**What is needed**
Below are the records; reproduce all of them exactly but without any images.
[start]
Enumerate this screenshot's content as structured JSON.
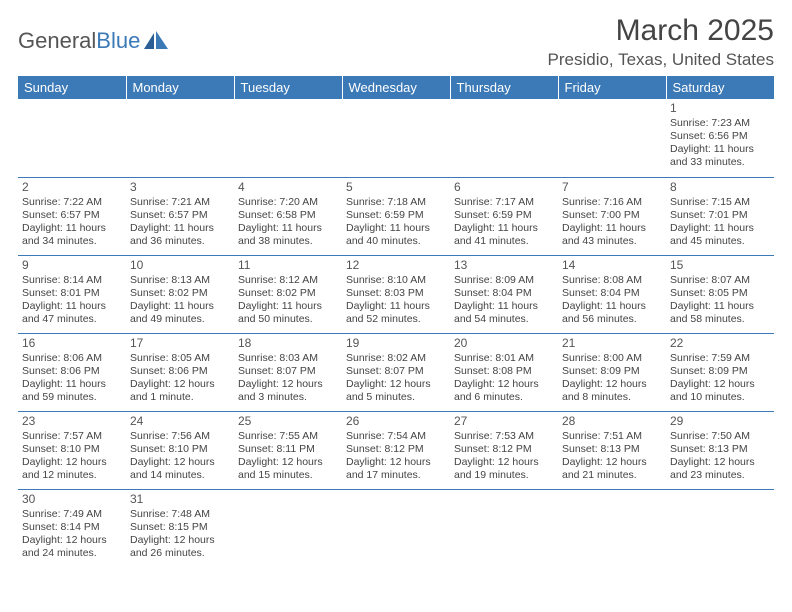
{
  "brand": {
    "part1": "General",
    "part2": "Blue"
  },
  "title": "March 2025",
  "location": "Presidio, Texas, United States",
  "colors": {
    "accent": "#3b79b7",
    "text": "#444444",
    "bg": "#ffffff"
  },
  "weekdays": [
    "Sunday",
    "Monday",
    "Tuesday",
    "Wednesday",
    "Thursday",
    "Friday",
    "Saturday"
  ],
  "weeks": [
    [
      null,
      null,
      null,
      null,
      null,
      null,
      {
        "n": "1",
        "sr": "Sunrise: 7:23 AM",
        "ss": "Sunset: 6:56 PM",
        "d1": "Daylight: 11 hours",
        "d2": "and 33 minutes."
      }
    ],
    [
      {
        "n": "2",
        "sr": "Sunrise: 7:22 AM",
        "ss": "Sunset: 6:57 PM",
        "d1": "Daylight: 11 hours",
        "d2": "and 34 minutes."
      },
      {
        "n": "3",
        "sr": "Sunrise: 7:21 AM",
        "ss": "Sunset: 6:57 PM",
        "d1": "Daylight: 11 hours",
        "d2": "and 36 minutes."
      },
      {
        "n": "4",
        "sr": "Sunrise: 7:20 AM",
        "ss": "Sunset: 6:58 PM",
        "d1": "Daylight: 11 hours",
        "d2": "and 38 minutes."
      },
      {
        "n": "5",
        "sr": "Sunrise: 7:18 AM",
        "ss": "Sunset: 6:59 PM",
        "d1": "Daylight: 11 hours",
        "d2": "and 40 minutes."
      },
      {
        "n": "6",
        "sr": "Sunrise: 7:17 AM",
        "ss": "Sunset: 6:59 PM",
        "d1": "Daylight: 11 hours",
        "d2": "and 41 minutes."
      },
      {
        "n": "7",
        "sr": "Sunrise: 7:16 AM",
        "ss": "Sunset: 7:00 PM",
        "d1": "Daylight: 11 hours",
        "d2": "and 43 minutes."
      },
      {
        "n": "8",
        "sr": "Sunrise: 7:15 AM",
        "ss": "Sunset: 7:01 PM",
        "d1": "Daylight: 11 hours",
        "d2": "and 45 minutes."
      }
    ],
    [
      {
        "n": "9",
        "sr": "Sunrise: 8:14 AM",
        "ss": "Sunset: 8:01 PM",
        "d1": "Daylight: 11 hours",
        "d2": "and 47 minutes."
      },
      {
        "n": "10",
        "sr": "Sunrise: 8:13 AM",
        "ss": "Sunset: 8:02 PM",
        "d1": "Daylight: 11 hours",
        "d2": "and 49 minutes."
      },
      {
        "n": "11",
        "sr": "Sunrise: 8:12 AM",
        "ss": "Sunset: 8:02 PM",
        "d1": "Daylight: 11 hours",
        "d2": "and 50 minutes."
      },
      {
        "n": "12",
        "sr": "Sunrise: 8:10 AM",
        "ss": "Sunset: 8:03 PM",
        "d1": "Daylight: 11 hours",
        "d2": "and 52 minutes."
      },
      {
        "n": "13",
        "sr": "Sunrise: 8:09 AM",
        "ss": "Sunset: 8:04 PM",
        "d1": "Daylight: 11 hours",
        "d2": "and 54 minutes."
      },
      {
        "n": "14",
        "sr": "Sunrise: 8:08 AM",
        "ss": "Sunset: 8:04 PM",
        "d1": "Daylight: 11 hours",
        "d2": "and 56 minutes."
      },
      {
        "n": "15",
        "sr": "Sunrise: 8:07 AM",
        "ss": "Sunset: 8:05 PM",
        "d1": "Daylight: 11 hours",
        "d2": "and 58 minutes."
      }
    ],
    [
      {
        "n": "16",
        "sr": "Sunrise: 8:06 AM",
        "ss": "Sunset: 8:06 PM",
        "d1": "Daylight: 11 hours",
        "d2": "and 59 minutes."
      },
      {
        "n": "17",
        "sr": "Sunrise: 8:05 AM",
        "ss": "Sunset: 8:06 PM",
        "d1": "Daylight: 12 hours",
        "d2": "and 1 minute."
      },
      {
        "n": "18",
        "sr": "Sunrise: 8:03 AM",
        "ss": "Sunset: 8:07 PM",
        "d1": "Daylight: 12 hours",
        "d2": "and 3 minutes."
      },
      {
        "n": "19",
        "sr": "Sunrise: 8:02 AM",
        "ss": "Sunset: 8:07 PM",
        "d1": "Daylight: 12 hours",
        "d2": "and 5 minutes."
      },
      {
        "n": "20",
        "sr": "Sunrise: 8:01 AM",
        "ss": "Sunset: 8:08 PM",
        "d1": "Daylight: 12 hours",
        "d2": "and 6 minutes."
      },
      {
        "n": "21",
        "sr": "Sunrise: 8:00 AM",
        "ss": "Sunset: 8:09 PM",
        "d1": "Daylight: 12 hours",
        "d2": "and 8 minutes."
      },
      {
        "n": "22",
        "sr": "Sunrise: 7:59 AM",
        "ss": "Sunset: 8:09 PM",
        "d1": "Daylight: 12 hours",
        "d2": "and 10 minutes."
      }
    ],
    [
      {
        "n": "23",
        "sr": "Sunrise: 7:57 AM",
        "ss": "Sunset: 8:10 PM",
        "d1": "Daylight: 12 hours",
        "d2": "and 12 minutes."
      },
      {
        "n": "24",
        "sr": "Sunrise: 7:56 AM",
        "ss": "Sunset: 8:10 PM",
        "d1": "Daylight: 12 hours",
        "d2": "and 14 minutes."
      },
      {
        "n": "25",
        "sr": "Sunrise: 7:55 AM",
        "ss": "Sunset: 8:11 PM",
        "d1": "Daylight: 12 hours",
        "d2": "and 15 minutes."
      },
      {
        "n": "26",
        "sr": "Sunrise: 7:54 AM",
        "ss": "Sunset: 8:12 PM",
        "d1": "Daylight: 12 hours",
        "d2": "and 17 minutes."
      },
      {
        "n": "27",
        "sr": "Sunrise: 7:53 AM",
        "ss": "Sunset: 8:12 PM",
        "d1": "Daylight: 12 hours",
        "d2": "and 19 minutes."
      },
      {
        "n": "28",
        "sr": "Sunrise: 7:51 AM",
        "ss": "Sunset: 8:13 PM",
        "d1": "Daylight: 12 hours",
        "d2": "and 21 minutes."
      },
      {
        "n": "29",
        "sr": "Sunrise: 7:50 AM",
        "ss": "Sunset: 8:13 PM",
        "d1": "Daylight: 12 hours",
        "d2": "and 23 minutes."
      }
    ],
    [
      {
        "n": "30",
        "sr": "Sunrise: 7:49 AM",
        "ss": "Sunset: 8:14 PM",
        "d1": "Daylight: 12 hours",
        "d2": "and 24 minutes."
      },
      {
        "n": "31",
        "sr": "Sunrise: 7:48 AM",
        "ss": "Sunset: 8:15 PM",
        "d1": "Daylight: 12 hours",
        "d2": "and 26 minutes."
      },
      null,
      null,
      null,
      null,
      null
    ]
  ]
}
[end]
**Result of this exercise**
Enumerate this screenshot's content as structured JSON.
{
  "brand": {
    "part1": "General",
    "part2": "Blue"
  },
  "title": "March 2025",
  "location": "Presidio, Texas, United States",
  "colors": {
    "accent": "#3b79b7",
    "text": "#444444",
    "bg": "#ffffff"
  },
  "weekdays": [
    "Sunday",
    "Monday",
    "Tuesday",
    "Wednesday",
    "Thursday",
    "Friday",
    "Saturday"
  ],
  "weeks": [
    [
      null,
      null,
      null,
      null,
      null,
      null,
      {
        "n": "1",
        "sr": "Sunrise: 7:23 AM",
        "ss": "Sunset: 6:56 PM",
        "d1": "Daylight: 11 hours",
        "d2": "and 33 minutes."
      }
    ],
    [
      {
        "n": "2",
        "sr": "Sunrise: 7:22 AM",
        "ss": "Sunset: 6:57 PM",
        "d1": "Daylight: 11 hours",
        "d2": "and 34 minutes."
      },
      {
        "n": "3",
        "sr": "Sunrise: 7:21 AM",
        "ss": "Sunset: 6:57 PM",
        "d1": "Daylight: 11 hours",
        "d2": "and 36 minutes."
      },
      {
        "n": "4",
        "sr": "Sunrise: 7:20 AM",
        "ss": "Sunset: 6:58 PM",
        "d1": "Daylight: 11 hours",
        "d2": "and 38 minutes."
      },
      {
        "n": "5",
        "sr": "Sunrise: 7:18 AM",
        "ss": "Sunset: 6:59 PM",
        "d1": "Daylight: 11 hours",
        "d2": "and 40 minutes."
      },
      {
        "n": "6",
        "sr": "Sunrise: 7:17 AM",
        "ss": "Sunset: 6:59 PM",
        "d1": "Daylight: 11 hours",
        "d2": "and 41 minutes."
      },
      {
        "n": "7",
        "sr": "Sunrise: 7:16 AM",
        "ss": "Sunset: 7:00 PM",
        "d1": "Daylight: 11 hours",
        "d2": "and 43 minutes."
      },
      {
        "n": "8",
        "sr": "Sunrise: 7:15 AM",
        "ss": "Sunset: 7:01 PM",
        "d1": "Daylight: 11 hours",
        "d2": "and 45 minutes."
      }
    ],
    [
      {
        "n": "9",
        "sr": "Sunrise: 8:14 AM",
        "ss": "Sunset: 8:01 PM",
        "d1": "Daylight: 11 hours",
        "d2": "and 47 minutes."
      },
      {
        "n": "10",
        "sr": "Sunrise: 8:13 AM",
        "ss": "Sunset: 8:02 PM",
        "d1": "Daylight: 11 hours",
        "d2": "and 49 minutes."
      },
      {
        "n": "11",
        "sr": "Sunrise: 8:12 AM",
        "ss": "Sunset: 8:02 PM",
        "d1": "Daylight: 11 hours",
        "d2": "and 50 minutes."
      },
      {
        "n": "12",
        "sr": "Sunrise: 8:10 AM",
        "ss": "Sunset: 8:03 PM",
        "d1": "Daylight: 11 hours",
        "d2": "and 52 minutes."
      },
      {
        "n": "13",
        "sr": "Sunrise: 8:09 AM",
        "ss": "Sunset: 8:04 PM",
        "d1": "Daylight: 11 hours",
        "d2": "and 54 minutes."
      },
      {
        "n": "14",
        "sr": "Sunrise: 8:08 AM",
        "ss": "Sunset: 8:04 PM",
        "d1": "Daylight: 11 hours",
        "d2": "and 56 minutes."
      },
      {
        "n": "15",
        "sr": "Sunrise: 8:07 AM",
        "ss": "Sunset: 8:05 PM",
        "d1": "Daylight: 11 hours",
        "d2": "and 58 minutes."
      }
    ],
    [
      {
        "n": "16",
        "sr": "Sunrise: 8:06 AM",
        "ss": "Sunset: 8:06 PM",
        "d1": "Daylight: 11 hours",
        "d2": "and 59 minutes."
      },
      {
        "n": "17",
        "sr": "Sunrise: 8:05 AM",
        "ss": "Sunset: 8:06 PM",
        "d1": "Daylight: 12 hours",
        "d2": "and 1 minute."
      },
      {
        "n": "18",
        "sr": "Sunrise: 8:03 AM",
        "ss": "Sunset: 8:07 PM",
        "d1": "Daylight: 12 hours",
        "d2": "and 3 minutes."
      },
      {
        "n": "19",
        "sr": "Sunrise: 8:02 AM",
        "ss": "Sunset: 8:07 PM",
        "d1": "Daylight: 12 hours",
        "d2": "and 5 minutes."
      },
      {
        "n": "20",
        "sr": "Sunrise: 8:01 AM",
        "ss": "Sunset: 8:08 PM",
        "d1": "Daylight: 12 hours",
        "d2": "and 6 minutes."
      },
      {
        "n": "21",
        "sr": "Sunrise: 8:00 AM",
        "ss": "Sunset: 8:09 PM",
        "d1": "Daylight: 12 hours",
        "d2": "and 8 minutes."
      },
      {
        "n": "22",
        "sr": "Sunrise: 7:59 AM",
        "ss": "Sunset: 8:09 PM",
        "d1": "Daylight: 12 hours",
        "d2": "and 10 minutes."
      }
    ],
    [
      {
        "n": "23",
        "sr": "Sunrise: 7:57 AM",
        "ss": "Sunset: 8:10 PM",
        "d1": "Daylight: 12 hours",
        "d2": "and 12 minutes."
      },
      {
        "n": "24",
        "sr": "Sunrise: 7:56 AM",
        "ss": "Sunset: 8:10 PM",
        "d1": "Daylight: 12 hours",
        "d2": "and 14 minutes."
      },
      {
        "n": "25",
        "sr": "Sunrise: 7:55 AM",
        "ss": "Sunset: 8:11 PM",
        "d1": "Daylight: 12 hours",
        "d2": "and 15 minutes."
      },
      {
        "n": "26",
        "sr": "Sunrise: 7:54 AM",
        "ss": "Sunset: 8:12 PM",
        "d1": "Daylight: 12 hours",
        "d2": "and 17 minutes."
      },
      {
        "n": "27",
        "sr": "Sunrise: 7:53 AM",
        "ss": "Sunset: 8:12 PM",
        "d1": "Daylight: 12 hours",
        "d2": "and 19 minutes."
      },
      {
        "n": "28",
        "sr": "Sunrise: 7:51 AM",
        "ss": "Sunset: 8:13 PM",
        "d1": "Daylight: 12 hours",
        "d2": "and 21 minutes."
      },
      {
        "n": "29",
        "sr": "Sunrise: 7:50 AM",
        "ss": "Sunset: 8:13 PM",
        "d1": "Daylight: 12 hours",
        "d2": "and 23 minutes."
      }
    ],
    [
      {
        "n": "30",
        "sr": "Sunrise: 7:49 AM",
        "ss": "Sunset: 8:14 PM",
        "d1": "Daylight: 12 hours",
        "d2": "and 24 minutes."
      },
      {
        "n": "31",
        "sr": "Sunrise: 7:48 AM",
        "ss": "Sunset: 8:15 PM",
        "d1": "Daylight: 12 hours",
        "d2": "and 26 minutes."
      },
      null,
      null,
      null,
      null,
      null
    ]
  ]
}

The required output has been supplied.